# SOURCE DOCUMENT
-- BEGIN --

Conference: ICCV 2025 arXiv: 2503.16710 Code: https://github.com/yanyan-li/4DGS-SLAM Area: 3D Vision Keywords: 4D Gaussian, Dynamic Scene SLAM, Optical Flow Rendering, Sparse Control Points, RGB-D

TL;DR

This paper presents the first complete 4D Gaussian Splatting SLAM system capable of simultaneously performing camera pose tracking and 4D Gaussian radiance field reconstruction in dynamic scenes. Gaussian primitives are partitioned into static and dynamic sets; dynamic object motion is modeled via sparse control points and an MLP; and a novel 2D optical flow map rendering algorithm is introduced to supervise dynamic Gaussian motion learning.

-- END --

# DATA
-- BEGIN --

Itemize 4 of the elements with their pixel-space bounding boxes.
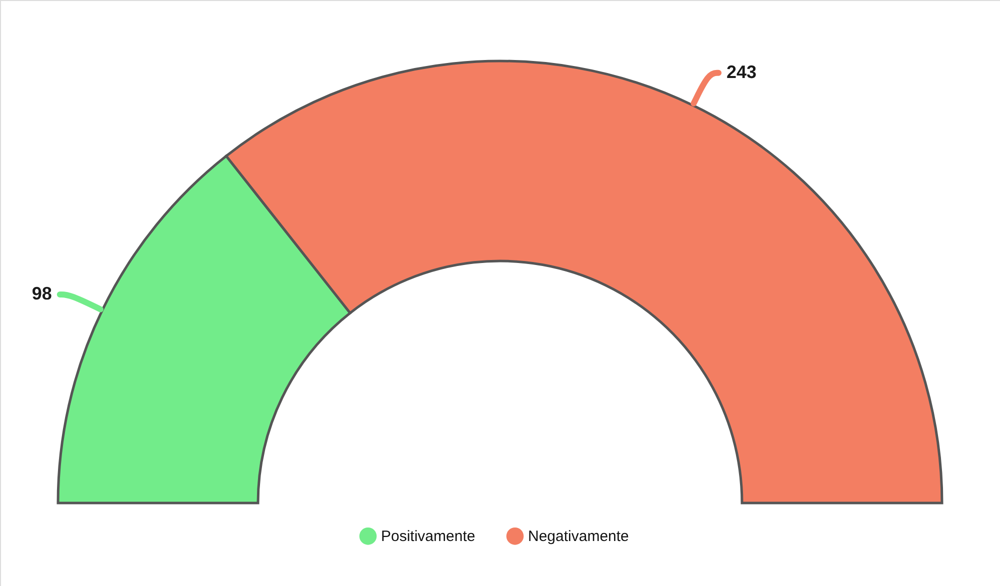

-- END --

# EXERCISE REQUIREMENTS
1. List every keyword given in the header of the 4D Gaussian Splatting SLAM summary.
2. Retype the 4D Gaussian Splatting SLAM summary from "This paper presents" to "Gaussian motion learning.".
3. Carry the 4D Gaussian Splatting SLAM summary on from its last sentence.
Nothing in the material is needed here.

# ANSWERS TO THE EXERCISES
1.
4D Gaussian
Dynamic Scene SLAM
Optical Flow Rendering
Sparse Control Points
RGB-D

2.
This paper presents the first complete 4D Gaussian Splatting SLAM system capable of simultaneously performing camera pose tracking and 4D Gaussian radiance field reconstruction in dynamic scenes. Gaussian primitives are partitioned into static and dynamic sets; dynamic object motion is modeled via sparse control points and an MLP; and a novel 2D optical flow map rendering algorithm is introduced to supervise dynamic Gaussian motion learning.

3.
Background & Motivation

Existing GS-SLAM methods (SplaTAM, MonoGS, Gaussian-SLAM) predominantly assume static scenes. In dynamic environments, the dominant strategy is to detect and remove dynamic objects (e.g., via semantic segmentation) and reconstruct only the static background. This approach introduces two fundamental problems: (1) regions occupied by dynamic objects leave "holes," preventing complete scene reconstruction; and (2) dynamic information is entirely discarded, precluding downstream interaction tasks (e.g., robotic grasping of moving objects). Although dynamic Gaussian methods such as D3DGS and SC-GS can model motion, they require pre-given camera poses and are thus unsuitable for online incremental SLAM. Consequently, achieving accurate pose estimation and high-quality 4D Gaussian radiance field reconstruction simultaneously from RGB-D sequences in unknown dynamic environments remains an unresolved core challenge.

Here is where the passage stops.